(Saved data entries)
Content starts

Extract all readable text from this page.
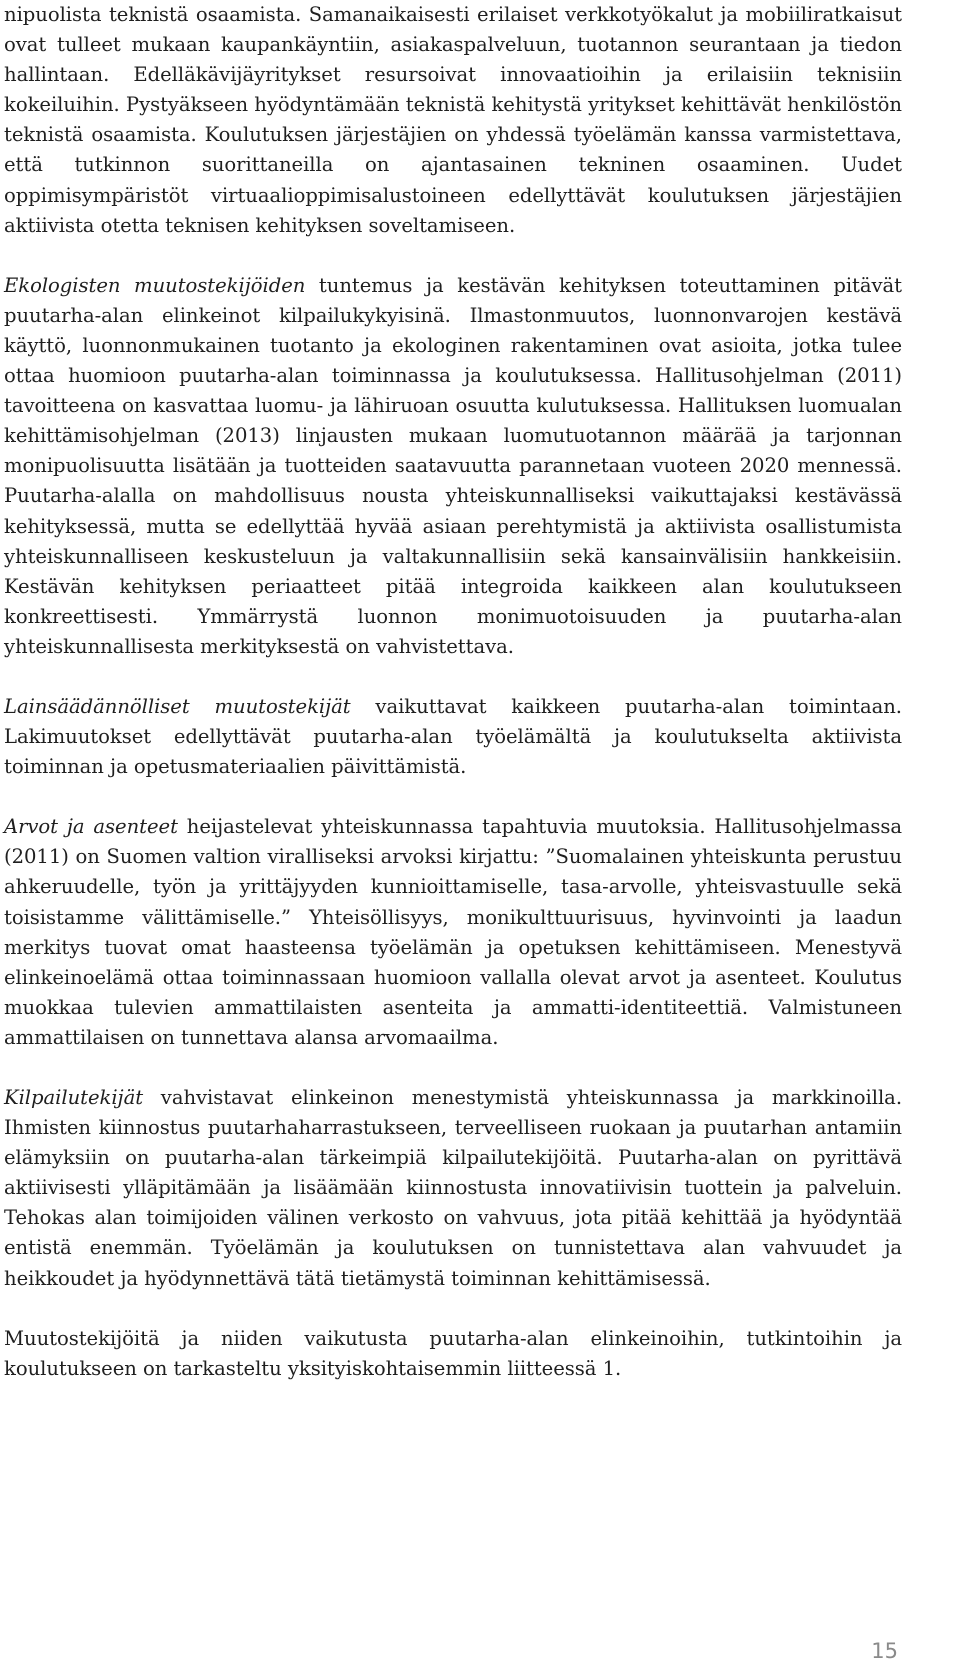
nipuolista teknistä osaamista. Samanaikaisesti erilaiset verkkotyökalut ja mobiiliratkaisut ovat tulleet mukaan kaupankäyntiin, asiakaspalveluun, tuotannon seurantaan ja tiedon hallintaan. Edelläkävijäyritykset resursoivat innovaatioihin ja erilaisiin teknisiin kokeiluihin. Pystyäkseen hyödyntämään teknistä kehitystä yritykset kehittävät henkilöstön teknistä osaamista. Koulutuksen järjestäjien on yhdessä työelämän kanssa varmistettava, että tutkinnon suorittaneilla on ajantasainen tekninen osaaminen. Uudet oppimisympäristöt virtuaalioppimisalustoineen edellyttävät koulutuksen järjestäjien aktiivista otetta teknisen kehityksen soveltamiseen.

Ekologisten muutostekijöiden tuntemus ja kestävän kehityksen toteuttaminen pitävät puutarha-alan elinkeinot kilpailukykyisinä. Ilmastonmuutos, luonnonvarojen kestävä käyttö, luonnonmukainen tuotanto ja ekologinen rakentaminen ovat asioita, jotka tulee ottaa huomioon puutarha-alan toiminnassa ja koulutuksessa. Hallitusohjelman (2011) tavoitteena on kasvattaa luomu- ja lähiruoan osuutta kulutuksessa. Hallituksen luomualan kehittämisohjelman (2013) linjausten mukaan luomutuotannon määrää ja tarjonnan monipuolisuutta lisätään ja tuotteiden saatavuutta parannetaan vuoteen 2020 mennessä. Puutarha-alalla on mahdollisuus nousta yhteiskunnalliseksi vaikuttajaksi kestävässä kehityksessä, mutta se edellyttää hyvää asiaan perehtymistä ja aktiivista osallistumista yhteiskunnalliseen keskusteluun ja valtakunnallisiin sekä kansainvälisiin hankkeisiin. Kestävän kehityksen periaatteet pitää integroida kaikkeen alan koulutukseen konkreettisesti. Ymmärrystä luonnon monimuotoisuuden ja puutarha-alan yhteiskunnallisesta merkityksestä on vahvistettava.

Lainsäädännölliset muutostekijät vaikuttavat kaikkeen puutarha-alan toimintaan. Lakimuutokset edellyttävät puutarha-alan työelämältä ja koulutukselta aktiivista toiminnan ja opetusmateriaalien päivittämistä.

Arvot ja asenteet heijastelevat yhteiskunnassa tapahtuvia muutoksia. Hallitusohjelmassa (2011) on Suomen valtion viralliseksi arvoksi kirjattu: ”Suomalainen yhteiskunta perustuu ahkeruudelle, työn ja yrittäjyyden kunnioittamiselle, tasa-arvolle, yhteisvastuulle sekä toisistamme välittämiselle.” Yhteisöllisyys, monikulttuurisuus, hyvinvointi ja laadun merkitys tuovat omat haasteensa työelämän ja opetuksen kehittämiseen. Menestyvä elinkeinoelämä ottaa toiminnassaan huomioon vallalla olevat arvot ja asenteet. Koulutus muokkaa tulevien ammattilaisten asenteita ja ammatti-identiteettiä. Valmistuneen ammattilaisen on tunnettava alansa arvomaailma.

Kilpailutekijät vahvistavat elinkeinon menestymistä yhteiskunnassa ja markkinoilla. Ihmisten kiinnostus puutarhaharrastukseen, terveelliseen ruokaan ja puutarhan antamiin elämyksiin on puutarha-alan tärkeimpiä kilpailutekijöitä. Puutarha-alan on pyrittävä aktiivisesti ylläpitämään ja lisäämään kiinnostusta innovatiivisin tuottein ja palveluin. Tehokas alan toimijoiden välinen verkosto on vahvuus, jota pitää kehittää ja hyödyntää entistä enemmän. Työelämän ja koulutuksen on tunnistettava alan vahvuudet ja heikkoudet ja hyödynnettävä tätä tietämystä toiminnan kehittämisessä.

Muutostekijöitä ja niiden vaikutusta puutarha-alan elinkeinoihin, tutkintoihin ja koulutukseen on tarkasteltu yksityiskohtaisemmin liitteessä 1.

15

Content ends

Exercise details:
Check each line of the entries above for the word "edellyttävät". List the ones that have it.

Response:
nipuolista teknistä osaamista. Samanaikaisesti erilaiset verkkotyökalut ja mobiiliratkaisut ovat tulleet mukaan kaupankäyntiin, asiakaspalveluun, tuotannon seurantaan ja tiedon hallintaan. Edelläkävijäyritykset resursoivat innovaatioihin ja erilaisiin teknisiin kokeiluihin. Pystyäkseen hyödyntämään teknistä kehitystä yritykset kehittävät henkilöstön teknistä osaamista. Koulutuksen järjestäjien on yhdessä työelämän kanssa varmistettava, että tutkinnon suorittaneilla on ajantasainen tekninen osaaminen. Uudet oppimisympäristöt virtuaalioppimisalustoineen edellyttävät koulutuksen järjestäjien aktiivista otetta teknisen kehityksen soveltamiseen.
Lainsäädännölliset muutostekijät vaikuttavat kaikkeen puutarha-alan toimintaan. Lakimuutokset edellyttävät puutarha-alan työelämältä ja koulutukselta aktiivista toiminnan ja opetusmateriaalien päivittämistä.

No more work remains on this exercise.